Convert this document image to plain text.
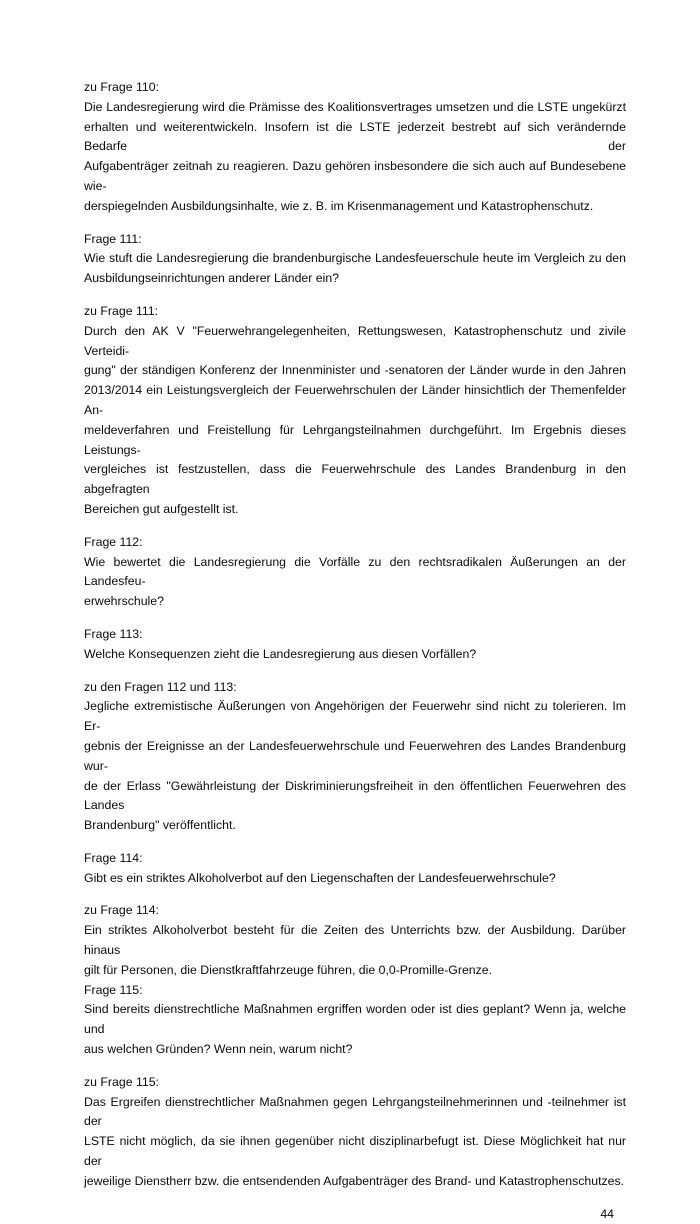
zu Frage 110:
Die Landesregierung wird die Prämisse des Koalitionsvertrages umsetzen und die LSTE ungekürzt
erhalten und weiterentwickeln. Insofern ist die LSTE jederzeit bestrebt auf sich verändernde Bedarfe der
Aufgabenträger zeitnah zu reagieren. Dazu gehören insbesondere die sich auch auf Bundesebene wie-
derspiegelnden Ausbildungsinhalte, wie z. B. im Krisenmanagement und Katastrophenschutz.
Frage 111:
Wie stuft die Landesregierung die brandenburgische Landesfeuerschule heute im Vergleich zu den
Ausbildungseinrichtungen anderer Länder ein?
zu Frage 111:
Durch den AK V "Feuerwehrangelegenheiten, Rettungswesen, Katastrophenschutz und zivile Verteidi-
gung" der ständigen Konferenz der Innenminister und -senatoren der Länder wurde in den Jahren
2013/2014 ein Leistungsvergleich der Feuerwehrschulen der Länder hinsichtlich der Themenfelder An-
meldeverfahren und Freistellung für Lehrgangsteilnahmen durchgeführt. Im Ergebnis dieses Leistungs-
vergleiches ist festzustellen, dass die Feuerwehrschule des Landes Brandenburg in den abgefragten
Bereichen gut aufgestellt ist.
Frage 112:
Wie bewertet die Landesregierung die Vorfälle zu den rechtsradikalen Äußerungen an der Landesfeu-
erwehrschule?
Frage 113:
Welche Konsequenzen zieht die Landesregierung aus diesen Vorfällen?
zu den Fragen 112 und 113:
Jegliche extremistische Äußerungen von Angehörigen der Feuerwehr sind nicht zu tolerieren. Im Er-
gebnis der Ereignisse an der Landesfeuerwehrschule und Feuerwehren des Landes Brandenburg wur-
de der Erlass "Gewährleistung der Diskriminierungsfreiheit in den öffentlichen Feuerwehren des Landes
Brandenburg" veröffentlicht.
Frage 114:
Gibt es ein striktes Alkoholverbot auf den Liegenschaften der Landesfeuerwehrschule?
zu Frage 114:
Ein striktes Alkoholverbot besteht für die Zeiten des Unterrichts bzw. der Ausbildung. Darüber hinaus
gilt für Personen, die Dienstkraftfahrzeuge führen, die 0,0-Promille-Grenze.
Frage 115:
Sind bereits dienstrechtliche Maßnahmen ergriffen worden oder ist dies geplant? Wenn ja, welche und
aus welchen Gründen? Wenn nein, warum nicht?
zu Frage 115:
Das Ergreifen dienstrechtlicher Maßnahmen gegen Lehrgangsteilnehmerinnen und -teilnehmer ist der
LSTE nicht möglich, da sie ihnen gegenüber nicht disziplinarbefugt ist. Diese Möglichkeit hat nur der
jeweilige Dienstherr bzw. die entsendenden Aufgabenträger des Brand- und Katastrophenschutzes.
44
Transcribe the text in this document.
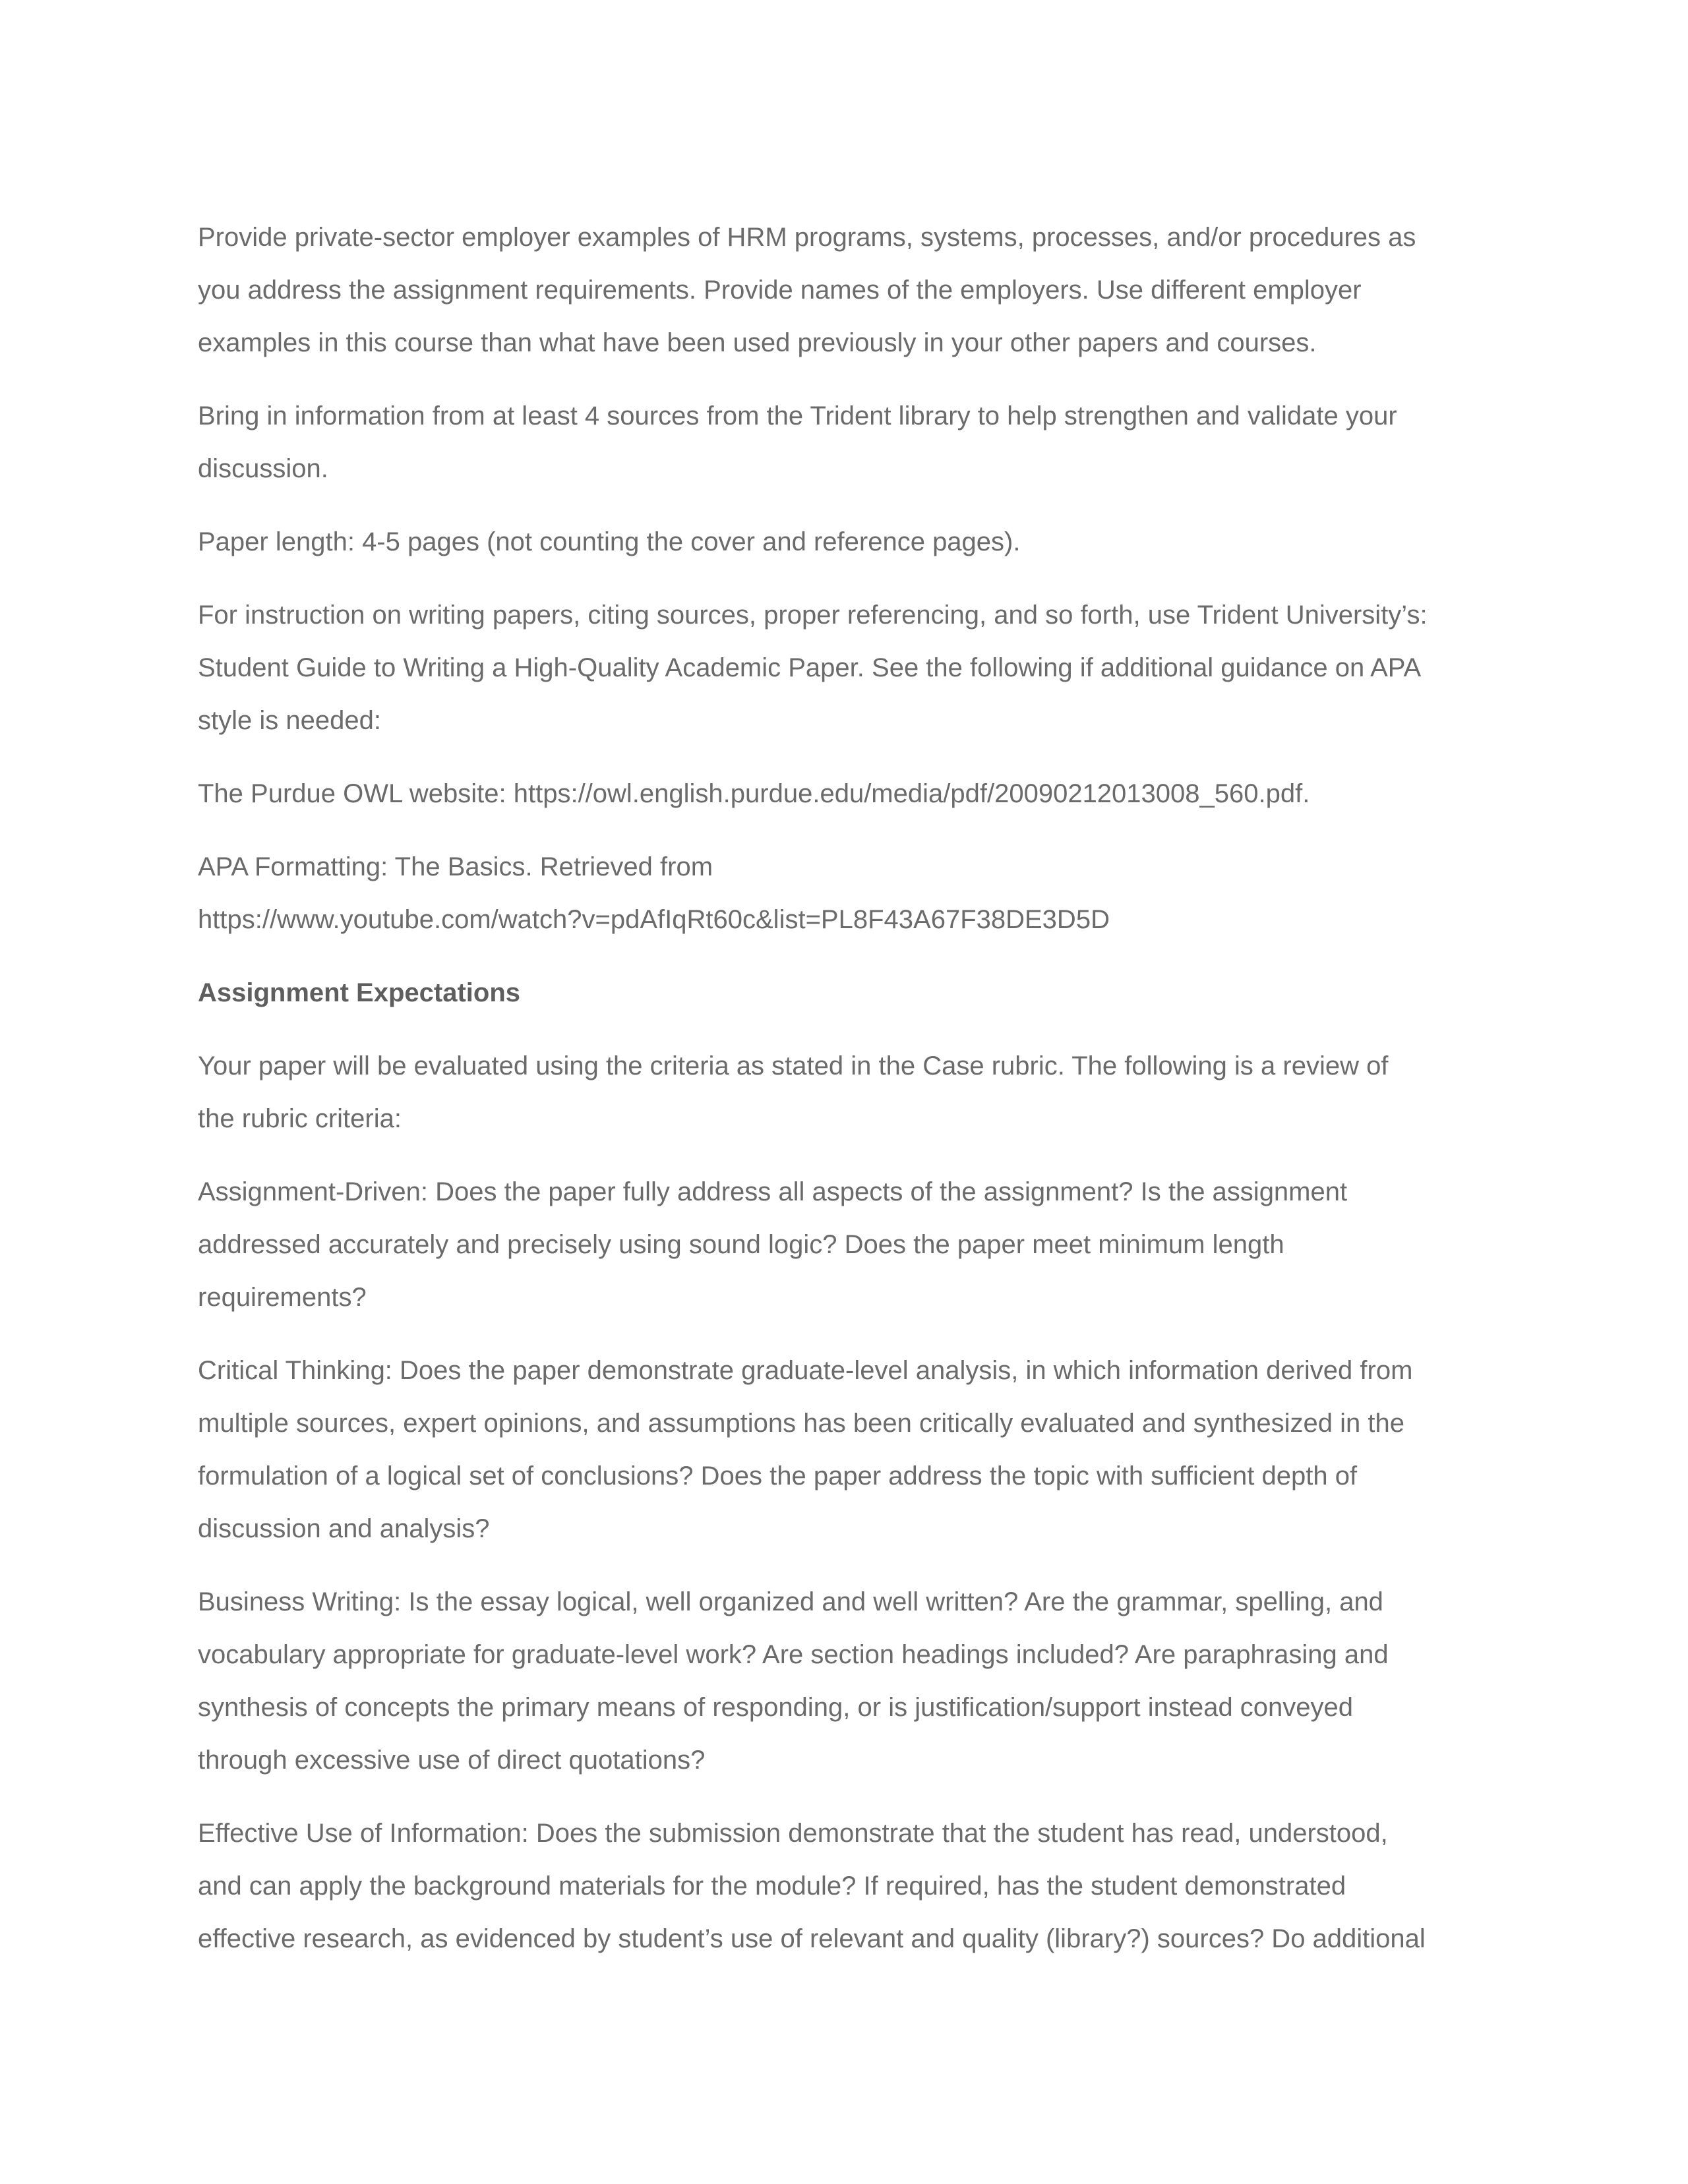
Provide private-sector employer examples of HRM programs, systems, processes, and/or procedures as
you address the assignment requirements. Provide names of the employers. Use different employer
examples in this course than what have been used previously in your other papers and courses.

Bring in information from at least 4 sources from the Trident library to help strengthen and validate your
discussion.

Paper length: 4-5 pages (not counting the cover and reference pages).

For instruction on writing papers, citing sources, proper referencing, and so forth, use Trident University’s:
Student Guide to Writing a High-Quality Academic Paper. See the following if additional guidance on APA
style is needed:

The Purdue OWL website: https://owl.english.purdue.edu/media/pdf/20090212013008_560.pdf.

APA Formatting: The Basics. Retrieved from
https://www.youtube.com/watch?v=pdAfIqRt60c&list=PL8F43A67F38DE3D5D

Assignment Expectations

Your paper will be evaluated using the criteria as stated in the Case rubric. The following is a review of
the rubric criteria:

Assignment-Driven: Does the paper fully address all aspects of the assignment? Is the assignment
addressed accurately and precisely using sound logic? Does the paper meet minimum length
requirements?

Critical Thinking: Does the paper demonstrate graduate-level analysis, in which information derived from
multiple sources, expert opinions, and assumptions has been critically evaluated and synthesized in the
formulation of a logical set of conclusions? Does the paper address the topic with sufficient depth of
discussion and analysis?

Business Writing: Is the essay logical, well organized and well written? Are the grammar, spelling, and
vocabulary appropriate for graduate-level work? Are section headings included? Are paraphrasing and
synthesis of concepts the primary means of responding, or is justification/support instead conveyed
through excessive use of direct quotations?

Effective Use of Information: Does the submission demonstrate that the student has read, understood,
and can apply the background materials for the module? If required, has the student demonstrated
effective research, as evidenced by student’s use of relevant and quality (library?) sources? Do additional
□ □ □ □
GIVEN EXERCISE
Pictures in the records must not appear in the copy; transcribe everything else precisely.

SOLVED EXERCISE
Convert this document image to plain text.
zu Frage 110:
Die Landesregierung wird die Prämisse des Koalitionsvertrages umsetzen und die LSTE ungekürzt
erhalten und weiterentwickeln. Insofern ist die LSTE jederzeit bestrebt auf sich verändernde Bedarfe der
Aufgabenträger zeitnah zu reagieren. Dazu gehören insbesondere die sich auch auf Bundesebene wie-
derspiegelnden Ausbildungsinhalte, wie z. B. im Krisenmanagement und Katastrophenschutz.
Frage 111:
Wie stuft die Landesregierung die brandenburgische Landesfeuerschule heute im Vergleich zu den
Ausbildungseinrichtungen anderer Länder ein?
zu Frage 111:
Durch den AK V "Feuerwehrangelegenheiten, Rettungswesen, Katastrophenschutz und zivile Verteidi-
gung" der ständigen Konferenz der Innenminister und -senatoren der Länder wurde in den Jahren
2013/2014 ein Leistungsvergleich der Feuerwehrschulen der Länder hinsichtlich der Themenfelder An-
meldeverfahren und Freistellung für Lehrgangsteilnahmen durchgeführt. Im Ergebnis dieses Leistungs-
vergleiches ist festzustellen, dass die Feuerwehrschule des Landes Brandenburg in den abgefragten
Bereichen gut aufgestellt ist.
Frage 112:
Wie bewertet die Landesregierung die Vorfälle zu den rechtsradikalen Äußerungen an der Landesfeu-
erwehrschule?
Frage 113:
Welche Konsequenzen zieht die Landesregierung aus diesen Vorfällen?
zu den Fragen 112 und 113:
Jegliche extremistische Äußerungen von Angehörigen der Feuerwehr sind nicht zu tolerieren. Im Er-
gebnis der Ereignisse an der Landesfeuerwehrschule und Feuerwehren des Landes Brandenburg wur-
de der Erlass "Gewährleistung der Diskriminierungsfreiheit in den öffentlichen Feuerwehren des Landes
Brandenburg" veröffentlicht.
Frage 114:
Gibt es ein striktes Alkoholverbot auf den Liegenschaften der Landesfeuerwehrschule?
zu Frage 114:
Ein striktes Alkoholverbot besteht für die Zeiten des Unterrichts bzw. der Ausbildung. Darüber hinaus
gilt für Personen, die Dienstkraftfahrzeuge führen, die 0,0-Promille-Grenze.
Frage 115:
Sind bereits dienstrechtliche Maßnahmen ergriffen worden oder ist dies geplant? Wenn ja, welche und
aus welchen Gründen? Wenn nein, warum nicht?
zu Frage 115:
Das Ergreifen dienstrechtlicher Maßnahmen gegen Lehrgangsteilnehmerinnen und -teilnehmer ist der
LSTE nicht möglich, da sie ihnen gegenüber nicht disziplinarbefugt ist. Diese Möglichkeit hat nur der
jeweilige Dienstherr bzw. die entsendenden Aufgabenträger des Brand- und Katastrophenschutzes.
44
Transcribe the text in this document.
Provide private-sector employer examples of HRM programs, systems, processes, and/or procedures as
you address the assignment requirements. Provide names of the employers. Use different employer
examples in this course than what have been used previously in your other papers and courses.

Bring in information from at least 4 sources from the Trident library to help strengthen and validate your
discussion.

Paper length: 4-5 pages (not counting the cover and reference pages).

For instruction on writing papers, citing sources, proper referencing, and so forth, use Trident University’s:
Student Guide to Writing a High-Quality Academic Paper. See the following if additional guidance on APA
style is needed:

The Purdue OWL website: https://owl.english.purdue.edu/media/pdf/20090212013008_560.pdf.

APA Formatting: The Basics. Retrieved from
https://www.youtube.com/watch?v=pdAfIqRt60c&list=PL8F43A67F38DE3D5D

Assignment Expectations

Your paper will be evaluated using the criteria as stated in the Case rubric. The following is a review of
the rubric criteria:

Assignment-Driven: Does the paper fully address all aspects of the assignment? Is the assignment
addressed accurately and precisely using sound logic? Does the paper meet minimum length
requirements?

Critical Thinking: Does the paper demonstrate graduate-level analysis, in which information derived from
multiple sources, expert opinions, and assumptions has been critically evaluated and synthesized in the
formulation of a logical set of conclusions? Does the paper address the topic with sufficient depth of
discussion and analysis?

Business Writing: Is the essay logical, well organized and well written? Are the grammar, spelling, and
vocabulary appropriate for graduate-level work? Are section headings included? Are paraphrasing and
synthesis of concepts the primary means of responding, or is justification/support instead conveyed
through excessive use of direct quotations?

Effective Use of Information: Does the submission demonstrate that the student has read, understood,
and can apply the background materials for the module? If required, has the student demonstrated
effective research, as evidenced by student’s use of relevant and quality (library?) sources? Do additional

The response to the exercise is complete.